▶ [GIVEN TASK]
Copy every line of the material below word for word.

▶ [EXERCISE INPUTS]
== == ==
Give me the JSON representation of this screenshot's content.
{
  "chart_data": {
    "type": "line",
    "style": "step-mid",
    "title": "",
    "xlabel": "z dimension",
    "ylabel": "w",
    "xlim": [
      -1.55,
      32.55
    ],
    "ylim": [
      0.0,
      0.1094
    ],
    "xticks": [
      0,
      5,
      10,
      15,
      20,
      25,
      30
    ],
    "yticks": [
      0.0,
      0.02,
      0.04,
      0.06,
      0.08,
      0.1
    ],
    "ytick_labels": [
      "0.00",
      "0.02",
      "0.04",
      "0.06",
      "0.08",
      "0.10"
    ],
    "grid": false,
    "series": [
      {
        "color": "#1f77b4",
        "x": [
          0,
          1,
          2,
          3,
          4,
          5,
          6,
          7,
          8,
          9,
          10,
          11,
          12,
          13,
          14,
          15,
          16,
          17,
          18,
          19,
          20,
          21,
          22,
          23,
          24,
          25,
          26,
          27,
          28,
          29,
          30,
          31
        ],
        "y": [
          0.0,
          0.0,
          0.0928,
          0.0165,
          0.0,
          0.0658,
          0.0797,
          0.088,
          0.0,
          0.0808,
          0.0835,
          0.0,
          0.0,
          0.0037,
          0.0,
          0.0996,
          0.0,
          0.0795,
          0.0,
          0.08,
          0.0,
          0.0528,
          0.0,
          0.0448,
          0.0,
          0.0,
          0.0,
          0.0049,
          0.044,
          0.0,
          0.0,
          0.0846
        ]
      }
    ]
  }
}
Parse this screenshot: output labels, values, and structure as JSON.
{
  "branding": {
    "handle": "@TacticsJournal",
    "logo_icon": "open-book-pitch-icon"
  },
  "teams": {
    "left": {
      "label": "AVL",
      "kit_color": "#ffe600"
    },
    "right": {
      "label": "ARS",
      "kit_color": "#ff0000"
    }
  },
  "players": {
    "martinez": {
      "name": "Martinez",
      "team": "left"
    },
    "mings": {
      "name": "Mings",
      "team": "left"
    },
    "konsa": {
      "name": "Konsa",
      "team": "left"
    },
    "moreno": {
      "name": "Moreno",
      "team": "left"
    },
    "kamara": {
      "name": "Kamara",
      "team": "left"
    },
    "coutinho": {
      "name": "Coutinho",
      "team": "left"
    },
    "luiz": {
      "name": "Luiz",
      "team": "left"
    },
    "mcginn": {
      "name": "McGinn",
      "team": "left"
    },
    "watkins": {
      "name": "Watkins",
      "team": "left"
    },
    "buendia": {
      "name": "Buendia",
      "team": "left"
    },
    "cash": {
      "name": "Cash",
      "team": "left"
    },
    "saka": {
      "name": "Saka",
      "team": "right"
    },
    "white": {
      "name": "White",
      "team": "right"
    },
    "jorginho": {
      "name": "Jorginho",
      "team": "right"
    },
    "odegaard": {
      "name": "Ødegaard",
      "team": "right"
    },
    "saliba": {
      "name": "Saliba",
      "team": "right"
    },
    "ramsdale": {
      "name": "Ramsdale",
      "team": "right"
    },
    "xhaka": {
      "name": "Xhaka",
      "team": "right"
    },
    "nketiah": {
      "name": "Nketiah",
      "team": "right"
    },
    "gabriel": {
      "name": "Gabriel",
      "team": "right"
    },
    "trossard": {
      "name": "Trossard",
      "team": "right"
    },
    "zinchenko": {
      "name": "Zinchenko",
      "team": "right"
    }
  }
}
== == ==
▶ [TASK ANSWER]
Give me the JSON representation of this screenshot's content.
{
  "chart_data": {
    "type": "line",
    "style": "step-mid",
    "title": "",
    "xlabel": "z dimension",
    "ylabel": "w",
    "xlim": [
      -1.55,
      32.55
    ],
    "ylim": [
      0.0,
      0.1094
    ],
    "xticks": [
      0,
      5,
      10,
      15,
      20,
      25,
      30
    ],
    "yticks": [
      0.0,
      0.02,
      0.04,
      0.06,
      0.08,
      0.1
    ],
    "ytick_labels": [
      "0.00",
      "0.02",
      "0.04",
      "0.06",
      "0.08",
      "0.10"
    ],
    "grid": false,
    "series": [
      {
        "color": "#1f77b4",
        "x": [
          0,
          1,
          2,
          3,
          4,
          5,
          6,
          7,
          8,
          9,
          10,
          11,
          12,
          13,
          14,
          15,
          16,
          17,
          18,
          19,
          20,
          21,
          22,
          23,
          24,
          25,
          26,
          27,
          28,
          29,
          30,
          31
        ],
        "y": [
          0.0,
          0.0,
          0.0928,
          0.0165,
          0.0,
          0.0658,
          0.0797,
          0.088,
          0.0,
          0.0808,
          0.0835,
          0.0,
          0.0,
          0.0037,
          0.0,
          0.0996,
          0.0,
          0.0795,
          0.0,
          0.08,
          0.0,
          0.0528,
          0.0,
          0.0448,
          0.0,
          0.0,
          0.0,
          0.0049,
          0.044,
          0.0,
          0.0,
          0.0846
        ]
      }
    ]
  }
}
Parse this screenshot: output labels, values, and structure as JSON.
{
  "branding": {
    "handle": "@TacticsJournal",
    "logo_icon": "open-book-pitch-icon"
  },
  "teams": {
    "left": {
      "label": "AVL",
      "kit_color": "#ffe600"
    },
    "right": {
      "label": "ARS",
      "kit_color": "#ff0000"
    }
  },
  "players": {
    "martinez": {
      "name": "Martinez",
      "team": "left"
    },
    "mings": {
      "name": "Mings",
      "team": "left"
    },
    "konsa": {
      "name": "Konsa",
      "team": "left"
    },
    "moreno": {
      "name": "Moreno",
      "team": "left"
    },
    "kamara": {
      "name": "Kamara",
      "team": "left"
    },
    "coutinho": {
      "name": "Coutinho",
      "team": "left"
    },
    "luiz": {
      "name": "Luiz",
      "team": "left"
    },
    "mcginn": {
      "name": "McGinn",
      "team": "left"
    },
    "watkins": {
      "name": "Watkins",
      "team": "left"
    },
    "buendia": {
      "name": "Buendia",
      "team": "left"
    },
    "cash": {
      "name": "Cash",
      "team": "left"
    },
    "saka": {
      "name": "Saka",
      "team": "right"
    },
    "white": {
      "name": "White",
      "team": "right"
    },
    "jorginho": {
      "name": "Jorginho",
      "team": "right"
    },
    "odegaard": {
      "name": "Ødegaard",
      "team": "right"
    },
    "saliba": {
      "name": "Saliba",
      "team": "right"
    },
    "ramsdale": {
      "name": "Ramsdale",
      "team": "right"
    },
    "xhaka": {
      "name": "Xhaka",
      "team": "right"
    },
    "nketiah": {
      "name": "Nketiah",
      "team": "right"
    },
    "gabriel": {
      "name": "Gabriel",
      "team": "right"
    },
    "trossard": {
      "name": "Trossard",
      "team": "right"
    },
    "zinchenko": {
      "name": "Zinchenko",
      "team": "right"
    }
  }
}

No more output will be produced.